Exercise objective: Copy each line in the data that includes the word "xlabel".

Input rows:

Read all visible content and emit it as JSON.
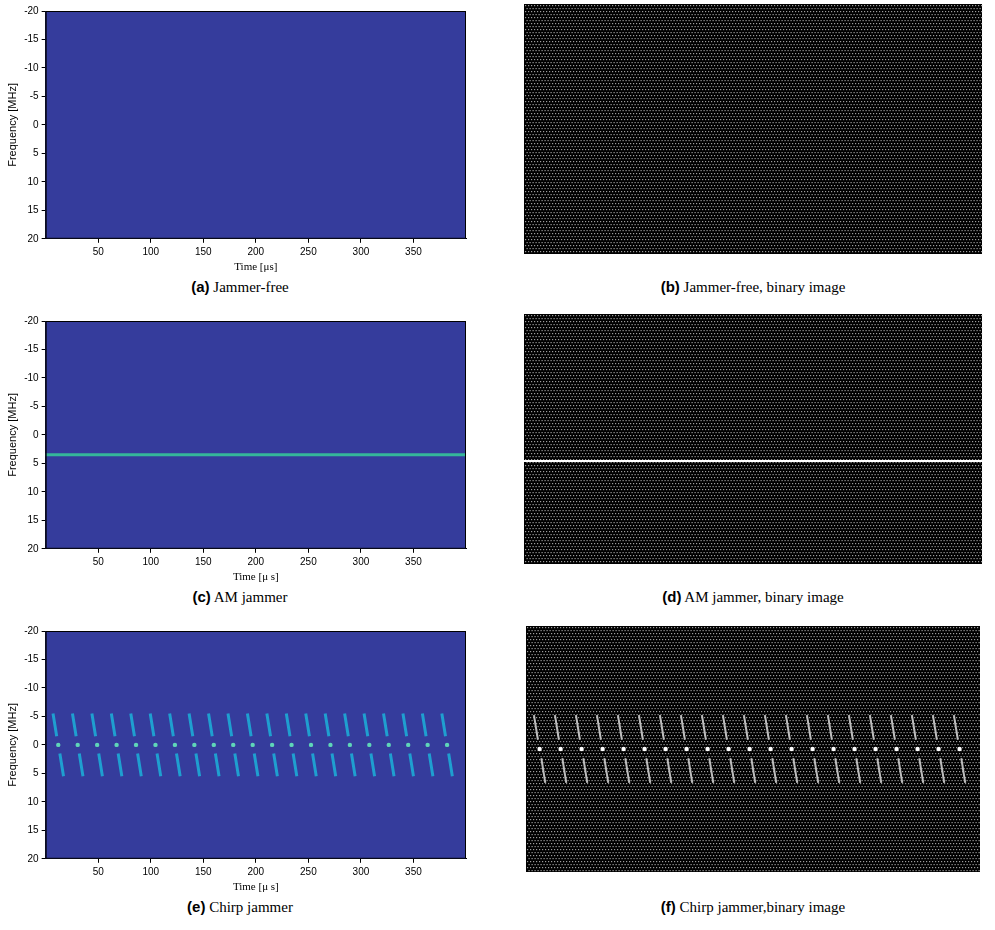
{
  "chart_data": [
    {
      "type": "spectrogram",
      "letter": "(a)",
      "caption": "Jammer-free",
      "xlabel": "Time [μs]",
      "ylabel": "Frequency [MHz]",
      "xlim": [
        0,
        400
      ],
      "ylim": [
        20,
        -20
      ],
      "xticks": [
        50,
        100,
        150,
        200,
        250,
        300,
        350
      ],
      "yticks": [
        -20,
        -15,
        -10,
        -5,
        0,
        5,
        10,
        15,
        20
      ],
      "grid": false,
      "segments": [],
      "tones": []
    },
    {
      "type": "binary",
      "letter": "(b)",
      "caption": "Jammer-free, binary image",
      "xlim": [
        0,
        400
      ],
      "ylim": [
        20,
        -20
      ],
      "tick_labels": false,
      "grid": false,
      "segments": [],
      "tones": []
    },
    {
      "type": "spectrogram",
      "letter": "(c)",
      "caption": "AM jammer",
      "xlabel": "Time [μ s]",
      "ylabel": "Frequency [MHz]",
      "xlim": [
        0,
        400
      ],
      "ylim": [
        20,
        -20
      ],
      "xticks": [
        50,
        100,
        150,
        200,
        250,
        300,
        350
      ],
      "yticks": [
        -20,
        -15,
        -10,
        -5,
        0,
        5,
        10,
        15,
        20
      ],
      "grid": false,
      "segments": [
        {
          "color": "#35b79a",
          "f_start": 3.5,
          "f_end": 3.5,
          "t_start": [
            0
          ],
          "t_end": [
            400
          ]
        }
      ],
      "tones": []
    },
    {
      "type": "binary",
      "letter": "(d)",
      "caption": "AM jammer, binary image",
      "xlim": [
        0,
        400
      ],
      "ylim": [
        20,
        -20
      ],
      "tick_labels": false,
      "grid": false,
      "segments": [
        {
          "color": "#ffffff",
          "f_start": 3.5,
          "f_end": 3.5,
          "t_start": [
            0
          ],
          "t_end": [
            400
          ]
        }
      ],
      "tones": []
    },
    {
      "type": "spectrogram",
      "letter": "(e)",
      "caption": "Chirp jammer",
      "xlabel": "Time [μ s]",
      "ylabel": "Frequency [MHz]",
      "xlim": [
        0,
        400
      ],
      "ylim": [
        20,
        -20
      ],
      "xticks": [
        50,
        100,
        150,
        200,
        250,
        300,
        350
      ],
      "yticks": [
        -20,
        -15,
        -10,
        -5,
        0,
        5,
        10,
        15,
        20
      ],
      "grid": false,
      "segments": [
        {
          "color": "#1f9fd0",
          "f_start": -5.5,
          "f_end": -1.5,
          "t_start": [
            7,
            25.5,
            44,
            62.5,
            81,
            99.5,
            118,
            136.5,
            155,
            173.5,
            192,
            210.5,
            229,
            247.5,
            266,
            284.5,
            303,
            321.5,
            340,
            358.5,
            377
          ],
          "t_end": [
            10.5,
            29,
            47.5,
            66,
            84.5,
            103,
            121.5,
            140,
            158.5,
            177,
            195.5,
            214,
            232.5,
            251,
            269.5,
            288,
            306.5,
            325,
            343.5,
            362,
            380.5
          ]
        },
        {
          "color": "#1f9fd0",
          "f_start": 1.5,
          "f_end": 5.5,
          "t_start": [
            13.5,
            32,
            50.5,
            69,
            87.5,
            106,
            124.5,
            143,
            161.5,
            180,
            198.5,
            217,
            235.5,
            254,
            272.5,
            291,
            309.5,
            328,
            346.5,
            365,
            383.5
          ],
          "t_end": [
            17,
            35.5,
            54,
            72.5,
            91,
            109.5,
            128,
            146.5,
            165,
            183.5,
            202,
            220.5,
            239,
            257.5,
            276,
            294.5,
            313,
            331.5,
            350,
            368.5,
            387
          ]
        }
      ],
      "tones": [
        {
          "color": "#5fd6b8",
          "f": 0,
          "t": [
            12,
            30.5,
            49,
            67.5,
            86,
            104.5,
            123,
            141.5,
            160,
            178.5,
            197,
            215.5,
            234,
            252.5,
            271,
            289.5,
            308,
            326.5,
            345,
            363.5,
            382
          ]
        }
      ]
    },
    {
      "type": "binary",
      "letter": "(f)",
      "caption": "Chirp jammer,binary image",
      "xlim": [
        0,
        400
      ],
      "ylim": [
        20,
        -20
      ],
      "tick_labels": false,
      "grid": false,
      "segments": [
        {
          "color": "#bdbdbd",
          "f_start": -5.5,
          "f_end": -1.5,
          "t_start": [
            7,
            25.5,
            44,
            62.5,
            81,
            99.5,
            118,
            136.5,
            155,
            173.5,
            192,
            210.5,
            229,
            247.5,
            266,
            284.5,
            303,
            321.5,
            340,
            358.5,
            377
          ],
          "t_end": [
            10.5,
            29,
            47.5,
            66,
            84.5,
            103,
            121.5,
            140,
            158.5,
            177,
            195.5,
            214,
            232.5,
            251,
            269.5,
            288,
            306.5,
            325,
            343.5,
            362,
            380.5
          ]
        },
        {
          "color": "#bdbdbd",
          "f_start": 1.5,
          "f_end": 5.5,
          "t_start": [
            13.5,
            32,
            50.5,
            69,
            87.5,
            106,
            124.5,
            143,
            161.5,
            180,
            198.5,
            217,
            235.5,
            254,
            272.5,
            291,
            309.5,
            328,
            346.5,
            365,
            383.5
          ],
          "t_end": [
            17,
            35.5,
            54,
            72.5,
            91,
            109.5,
            128,
            146.5,
            165,
            183.5,
            202,
            220.5,
            239,
            257.5,
            276,
            294.5,
            313,
            331.5,
            350,
            368.5,
            387
          ]
        }
      ],
      "tones": [
        {
          "color": "#ffffff",
          "f": 0,
          "t": [
            12,
            30.5,
            49,
            67.5,
            86,
            104.5,
            123,
            141.5,
            160,
            178.5,
            197,
            215.5,
            234,
            252.5,
            271,
            289.5,
            308,
            326.5,
            345,
            363.5,
            382
          ]
        }
      ]
    }
  ]
}
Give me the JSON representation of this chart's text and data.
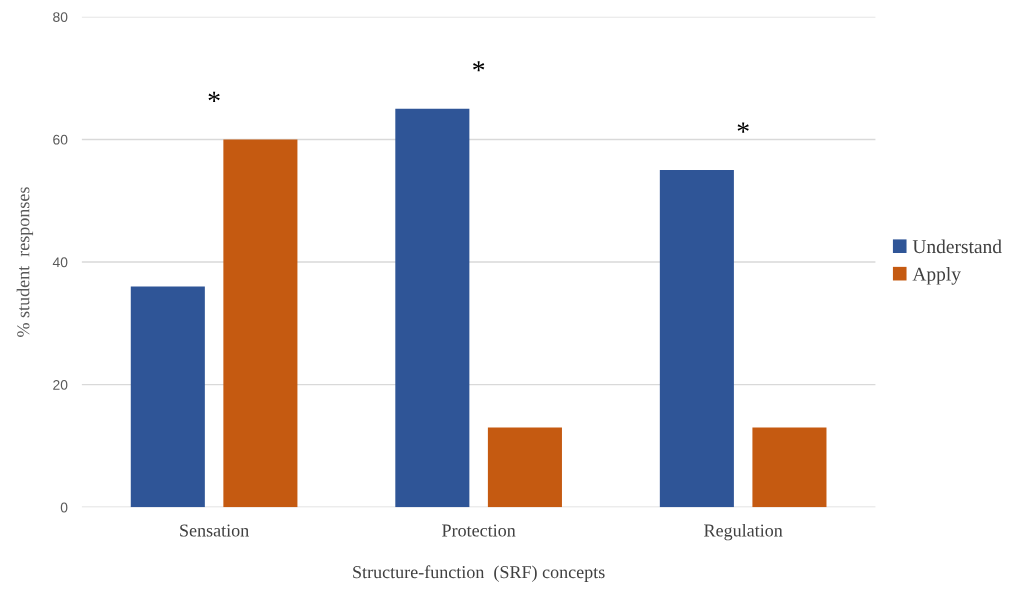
{
  "chart_data": {
    "type": "bar",
    "xlabel": "Structure-function  (SRF) concepts",
    "ylabel": "% student  responses",
    "categories": [
      "Sensation",
      "Protection",
      "Regulation"
    ],
    "series": [
      {
        "name": "Understand",
        "color": "#2f5597",
        "values": [
          36,
          65,
          55
        ]
      },
      {
        "name": "Apply",
        "color": "#c55a11",
        "values": [
          60,
          13,
          13
        ]
      }
    ],
    "ylim": [
      0,
      80
    ],
    "yticks": [
      0,
      20,
      40,
      60,
      80
    ],
    "grid": "y",
    "legend": "right",
    "annotations": [
      "*",
      "*",
      "*"
    ]
  }
}
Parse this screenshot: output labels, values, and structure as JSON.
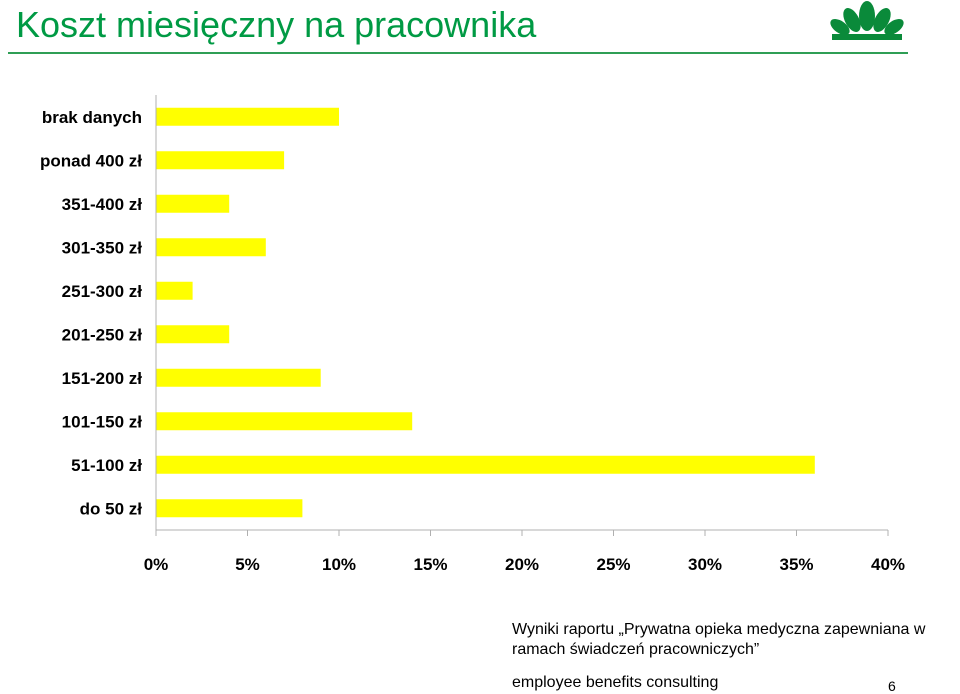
{
  "slide": {
    "title": "Koszt miesięczny na pracownika",
    "caption_line1": "Wyniki raportu „Prywatna opieka medyczna zapewniana w",
    "caption_line2": "ramach świadczeń pracowniczych”",
    "footer": "employee benefits consulting",
    "page_number": "6"
  },
  "colors": {
    "title": "#009a44",
    "bar": "#ffff00",
    "logo": "#0a8a3a"
  },
  "chart_data": {
    "type": "bar",
    "orientation": "horizontal",
    "title": "",
    "categories": [
      "brak danych",
      "ponad 400 zł",
      "351-400 zł",
      "301-350 zł",
      "251-300 zł",
      "201-250 zł",
      "151-200 zł",
      "101-150 zł",
      "51-100 zł",
      "do 50 zł"
    ],
    "values": [
      10,
      7,
      4,
      6,
      2,
      4,
      9,
      14,
      36,
      8
    ],
    "value_unit": "%",
    "xlim": [
      0,
      40
    ],
    "xticks": [
      0,
      5,
      10,
      15,
      20,
      25,
      30,
      35,
      40
    ],
    "xtick_labels": [
      "0%",
      "5%",
      "10%",
      "15%",
      "20%",
      "25%",
      "30%",
      "35%",
      "40%"
    ],
    "xlabel": "",
    "ylabel": "",
    "grid": false
  }
}
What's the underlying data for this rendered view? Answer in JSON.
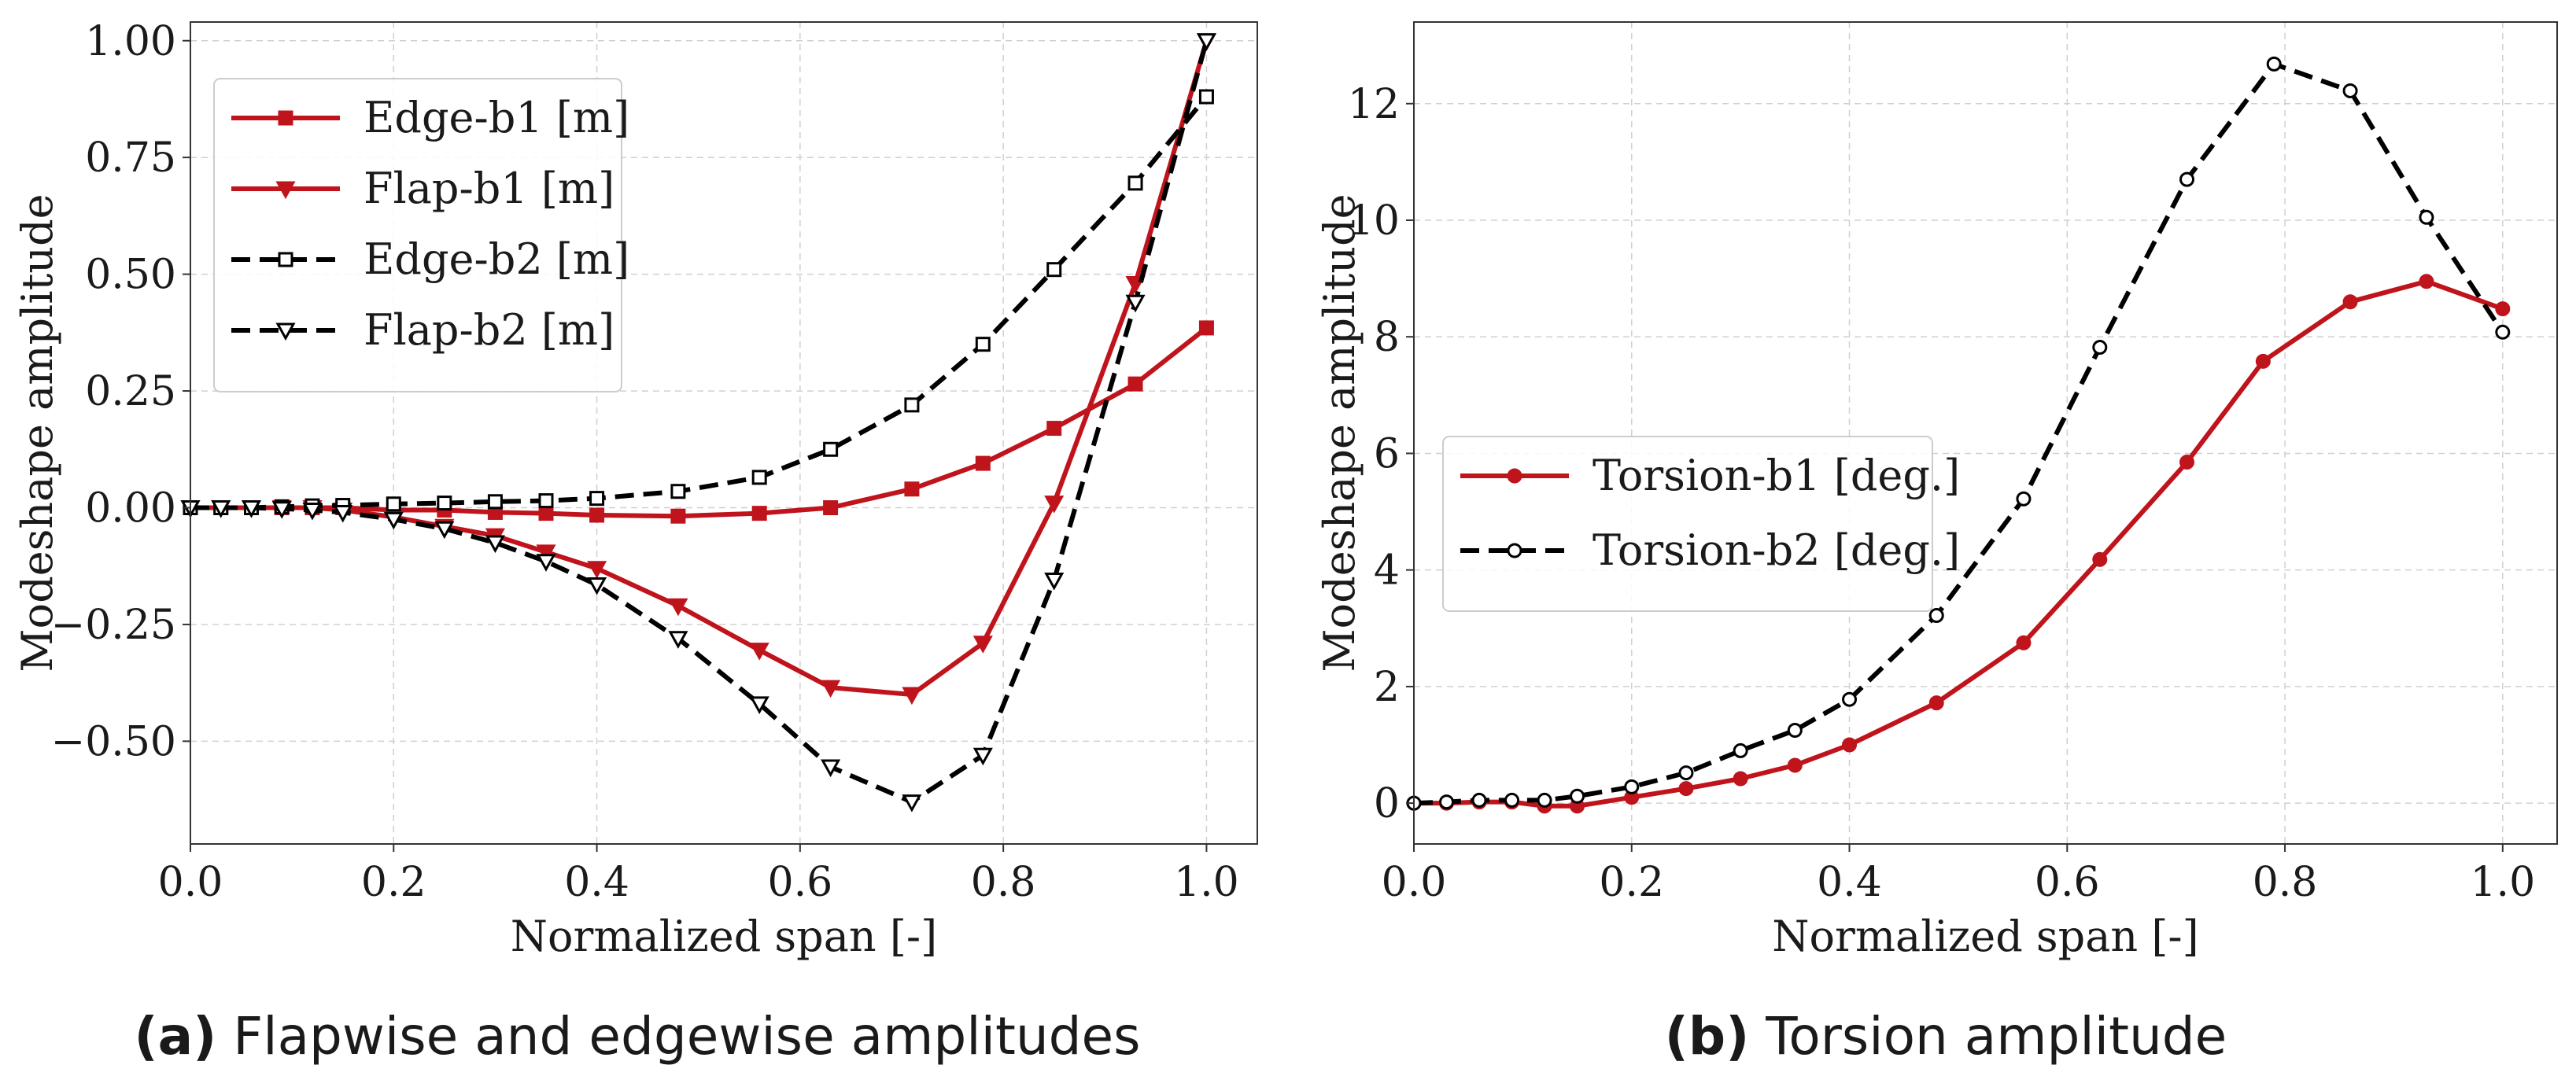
{
  "chart_data": [
    {
      "type": "line",
      "xlabel": "Normalized span [-]",
      "ylabel": "Modeshape amplitude",
      "xlim": [
        0.0,
        1.05
      ],
      "ylim": [
        -0.72,
        1.04
      ],
      "xticks": [
        0.0,
        0.2,
        0.4,
        0.6,
        0.8,
        1.0
      ],
      "xtick_labels": [
        "0.0",
        "0.2",
        "0.4",
        "0.6",
        "0.8",
        "1.0"
      ],
      "yticks": [
        -0.5,
        -0.25,
        0.0,
        0.25,
        0.5,
        0.75,
        1.0
      ],
      "ytick_labels": [
        "−0.50",
        "−0.25",
        "0.00",
        "0.25",
        "0.50",
        "0.75",
        "1.00"
      ],
      "grid": true,
      "legend_position": "top-left",
      "caption": {
        "prefix": "(a)",
        "text": " Flapwise and edgewise amplitudes"
      },
      "series": [
        {
          "name": "Edge-b1 [m]",
          "color": "#c0141c",
          "dash": "solid",
          "marker": "square",
          "filled": true,
          "x": [
            0.0,
            0.03,
            0.06,
            0.09,
            0.12,
            0.15,
            0.2,
            0.25,
            0.3,
            0.35,
            0.4,
            0.48,
            0.56,
            0.63,
            0.71,
            0.78,
            0.85,
            0.93,
            1.0
          ],
          "y": [
            0.0,
            0.0,
            0.0,
            0.0,
            0.0,
            0.0,
            -0.005,
            -0.005,
            -0.01,
            -0.012,
            -0.016,
            -0.018,
            -0.012,
            0.0,
            0.04,
            0.095,
            0.17,
            0.265,
            0.385
          ]
        },
        {
          "name": "Flap-b1 [m]",
          "color": "#c0141c",
          "dash": "solid",
          "marker": "triangle-down",
          "filled": true,
          "x": [
            0.0,
            0.03,
            0.06,
            0.09,
            0.12,
            0.15,
            0.2,
            0.25,
            0.3,
            0.35,
            0.4,
            0.48,
            0.56,
            0.63,
            0.71,
            0.78,
            0.85,
            0.93,
            1.0
          ],
          "y": [
            0.0,
            0.0,
            0.0,
            0.0,
            0.0,
            -0.005,
            -0.02,
            -0.04,
            -0.06,
            -0.095,
            -0.13,
            -0.21,
            -0.305,
            -0.385,
            -0.4,
            -0.29,
            0.01,
            0.48,
            1.0
          ]
        },
        {
          "name": "Edge-b2 [m]",
          "color": "#000000",
          "dash": "dashed",
          "marker": "square",
          "filled": false,
          "x": [
            0.0,
            0.03,
            0.06,
            0.09,
            0.12,
            0.15,
            0.2,
            0.25,
            0.3,
            0.35,
            0.4,
            0.48,
            0.56,
            0.63,
            0.71,
            0.78,
            0.85,
            0.93,
            1.0
          ],
          "y": [
            0.0,
            0.0,
            0.0,
            0.002,
            0.004,
            0.005,
            0.008,
            0.01,
            0.013,
            0.015,
            0.02,
            0.035,
            0.065,
            0.125,
            0.22,
            0.35,
            0.51,
            0.695,
            0.88
          ]
        },
        {
          "name": "Flap-b2 [m]",
          "color": "#000000",
          "dash": "dashed",
          "marker": "triangle-down",
          "filled": false,
          "x": [
            0.0,
            0.03,
            0.06,
            0.09,
            0.12,
            0.15,
            0.2,
            0.25,
            0.3,
            0.35,
            0.4,
            0.48,
            0.56,
            0.63,
            0.71,
            0.78,
            0.85,
            0.93,
            1.0
          ],
          "y": [
            0.0,
            0.0,
            0.0,
            -0.002,
            -0.005,
            -0.01,
            -0.025,
            -0.045,
            -0.075,
            -0.115,
            -0.165,
            -0.28,
            -0.42,
            -0.555,
            -0.63,
            -0.53,
            -0.155,
            0.44,
            1.0
          ]
        }
      ]
    },
    {
      "type": "line",
      "xlabel": "Normalized span [-]",
      "ylabel": "Modeshape amplitude",
      "xlim": [
        0.0,
        1.05
      ],
      "ylim": [
        -0.7,
        13.4
      ],
      "xticks": [
        0.0,
        0.2,
        0.4,
        0.6,
        0.8,
        1.0
      ],
      "xtick_labels": [
        "0.0",
        "0.2",
        "0.4",
        "0.6",
        "0.8",
        "1.0"
      ],
      "yticks": [
        0,
        2,
        4,
        6,
        8,
        10,
        12
      ],
      "ytick_labels": [
        "0",
        "2",
        "4",
        "6",
        "8",
        "10",
        "12"
      ],
      "grid": true,
      "legend_position": "center-left",
      "caption": {
        "prefix": "(b)",
        "text": " Torsion amplitude"
      },
      "series": [
        {
          "name": "Torsion-b1 [deg.]",
          "color": "#c0141c",
          "dash": "solid",
          "marker": "circle",
          "filled": true,
          "x": [
            0.0,
            0.03,
            0.06,
            0.09,
            0.12,
            0.15,
            0.2,
            0.25,
            0.3,
            0.35,
            0.4,
            0.48,
            0.56,
            0.63,
            0.71,
            0.78,
            0.86,
            0.93,
            1.0
          ],
          "y": [
            0.0,
            0.0,
            0.02,
            0.02,
            -0.05,
            -0.05,
            0.1,
            0.25,
            0.42,
            0.65,
            1.0,
            1.72,
            2.75,
            4.18,
            5.85,
            7.58,
            8.6,
            8.95,
            8.48
          ]
        },
        {
          "name": "Torsion-b2 [deg.]",
          "color": "#000000",
          "dash": "dashed",
          "marker": "circle",
          "filled": false,
          "x": [
            0.0,
            0.03,
            0.06,
            0.09,
            0.12,
            0.15,
            0.2,
            0.25,
            0.3,
            0.35,
            0.4,
            0.48,
            0.56,
            0.63,
            0.71,
            0.79,
            0.86,
            0.93,
            1.0
          ],
          "y": [
            0.0,
            0.02,
            0.05,
            0.05,
            0.05,
            0.12,
            0.28,
            0.52,
            0.9,
            1.25,
            1.78,
            3.22,
            5.22,
            7.82,
            10.7,
            12.68,
            12.22,
            10.05,
            8.08
          ]
        }
      ]
    }
  ]
}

Response for this exercise:
      "xlabel": "Time [μs]",
      "xlabel": "Time [μ s]",
      "xlabel": "Time [μ s]",
    "xlabel": "Structure-function  (SRF) concepts",
    "xlabel": "",
      "xlabel": "Normalized span [-]",
      "xlabel": "Normalized span [-]",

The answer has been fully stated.